# WORK REQUIRED
Write out exactly the lines running from the line that includes "Convert this document image to plain text." to the end of the data, both ends included, and nothing besides.

------------------------

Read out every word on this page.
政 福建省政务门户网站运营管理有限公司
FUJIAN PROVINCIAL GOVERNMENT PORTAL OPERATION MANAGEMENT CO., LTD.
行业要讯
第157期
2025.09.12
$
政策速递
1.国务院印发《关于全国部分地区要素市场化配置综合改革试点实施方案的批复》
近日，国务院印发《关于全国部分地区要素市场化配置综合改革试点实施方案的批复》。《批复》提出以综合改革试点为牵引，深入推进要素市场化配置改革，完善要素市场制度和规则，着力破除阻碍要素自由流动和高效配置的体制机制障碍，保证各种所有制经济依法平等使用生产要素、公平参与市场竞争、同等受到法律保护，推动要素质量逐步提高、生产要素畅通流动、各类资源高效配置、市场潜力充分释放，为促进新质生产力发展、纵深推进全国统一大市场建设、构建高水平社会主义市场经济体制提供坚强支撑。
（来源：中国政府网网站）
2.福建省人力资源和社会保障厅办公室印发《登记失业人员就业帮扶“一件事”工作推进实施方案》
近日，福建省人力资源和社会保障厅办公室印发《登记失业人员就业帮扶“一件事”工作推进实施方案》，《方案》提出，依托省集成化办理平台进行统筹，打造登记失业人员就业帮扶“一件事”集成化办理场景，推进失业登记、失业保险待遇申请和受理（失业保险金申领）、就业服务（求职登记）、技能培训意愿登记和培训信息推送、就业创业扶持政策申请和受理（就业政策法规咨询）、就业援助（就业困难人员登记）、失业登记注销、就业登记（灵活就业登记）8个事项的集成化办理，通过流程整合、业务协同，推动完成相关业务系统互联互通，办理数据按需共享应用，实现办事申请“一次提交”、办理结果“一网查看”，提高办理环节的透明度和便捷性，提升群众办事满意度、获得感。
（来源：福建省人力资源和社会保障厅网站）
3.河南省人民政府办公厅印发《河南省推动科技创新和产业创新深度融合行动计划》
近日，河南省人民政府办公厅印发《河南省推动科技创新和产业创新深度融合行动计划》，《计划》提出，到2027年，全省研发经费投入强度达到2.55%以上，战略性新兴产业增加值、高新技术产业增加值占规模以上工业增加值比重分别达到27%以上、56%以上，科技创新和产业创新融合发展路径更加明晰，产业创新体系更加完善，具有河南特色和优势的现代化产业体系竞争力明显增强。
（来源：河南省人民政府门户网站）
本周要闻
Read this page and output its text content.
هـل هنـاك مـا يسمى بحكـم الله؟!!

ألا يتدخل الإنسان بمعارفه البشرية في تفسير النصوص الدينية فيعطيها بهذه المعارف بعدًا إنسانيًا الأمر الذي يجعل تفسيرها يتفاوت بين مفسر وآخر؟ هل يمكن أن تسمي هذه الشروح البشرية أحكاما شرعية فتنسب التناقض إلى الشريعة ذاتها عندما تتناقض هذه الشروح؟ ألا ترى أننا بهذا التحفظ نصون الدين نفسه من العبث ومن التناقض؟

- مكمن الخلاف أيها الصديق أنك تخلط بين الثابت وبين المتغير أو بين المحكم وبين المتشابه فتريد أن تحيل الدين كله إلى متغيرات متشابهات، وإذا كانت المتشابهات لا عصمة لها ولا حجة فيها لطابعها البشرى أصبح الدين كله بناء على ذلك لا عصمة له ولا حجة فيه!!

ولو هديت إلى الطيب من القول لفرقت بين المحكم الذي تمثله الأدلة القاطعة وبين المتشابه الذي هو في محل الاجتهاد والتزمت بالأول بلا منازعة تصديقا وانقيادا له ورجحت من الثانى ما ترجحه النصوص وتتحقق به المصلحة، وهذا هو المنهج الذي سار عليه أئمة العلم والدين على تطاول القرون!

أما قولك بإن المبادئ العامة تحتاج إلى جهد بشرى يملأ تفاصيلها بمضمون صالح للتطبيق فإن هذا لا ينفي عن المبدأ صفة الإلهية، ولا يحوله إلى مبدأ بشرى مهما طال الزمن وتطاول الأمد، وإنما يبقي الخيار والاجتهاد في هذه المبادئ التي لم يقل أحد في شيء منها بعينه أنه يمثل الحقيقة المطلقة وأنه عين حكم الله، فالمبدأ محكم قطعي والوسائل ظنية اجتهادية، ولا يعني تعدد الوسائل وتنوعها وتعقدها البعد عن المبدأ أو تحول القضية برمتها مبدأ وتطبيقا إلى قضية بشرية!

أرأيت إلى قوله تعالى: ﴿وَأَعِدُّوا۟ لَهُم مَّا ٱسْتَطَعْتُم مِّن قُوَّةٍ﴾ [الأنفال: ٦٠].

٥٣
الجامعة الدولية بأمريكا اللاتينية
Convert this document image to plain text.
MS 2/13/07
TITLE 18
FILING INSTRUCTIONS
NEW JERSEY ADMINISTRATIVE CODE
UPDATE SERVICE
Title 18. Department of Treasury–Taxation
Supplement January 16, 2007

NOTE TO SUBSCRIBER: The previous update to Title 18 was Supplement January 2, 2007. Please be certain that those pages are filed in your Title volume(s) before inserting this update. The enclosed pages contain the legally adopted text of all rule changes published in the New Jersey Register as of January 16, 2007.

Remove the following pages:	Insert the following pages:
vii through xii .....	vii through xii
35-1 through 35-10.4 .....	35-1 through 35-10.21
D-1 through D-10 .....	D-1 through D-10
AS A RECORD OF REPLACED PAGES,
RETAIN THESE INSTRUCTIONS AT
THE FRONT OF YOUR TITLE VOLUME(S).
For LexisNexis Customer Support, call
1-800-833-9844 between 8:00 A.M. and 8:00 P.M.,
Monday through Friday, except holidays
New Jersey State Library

------------------------

# FINISHED TASK
Convert this document image to plain text.
MS 2/13/07
TITLE 18
FILING INSTRUCTIONS
NEW JERSEY ADMINISTRATIVE CODE
UPDATE SERVICE
Title 18. Department of Treasury–Taxation
Supplement January 16, 2007

NOTE TO SUBSCRIBER: The previous update to Title 18 was Supplement January 2, 2007. Please be certain that those pages are filed in your Title volume(s) before inserting this update. The enclosed pages contain the legally adopted text of all rule changes published in the New Jersey Register as of January 16, 2007.

Remove the following pages:	Insert the following pages:
vii through xii .....	vii through xii
35-1 through 35-10.4 .....	35-1 through 35-10.21
D-1 through D-10 .....	D-1 through D-10
AS A RECORD OF REPLACED PAGES,
RETAIN THESE INSTRUCTIONS AT
THE FRONT OF YOUR TITLE VOLUME(S).
For LexisNexis Customer Support, call
1-800-833-9844 between 8:00 A.M. and 8:00 P.M.,
Monday through Friday, except holidays
New Jersey State Library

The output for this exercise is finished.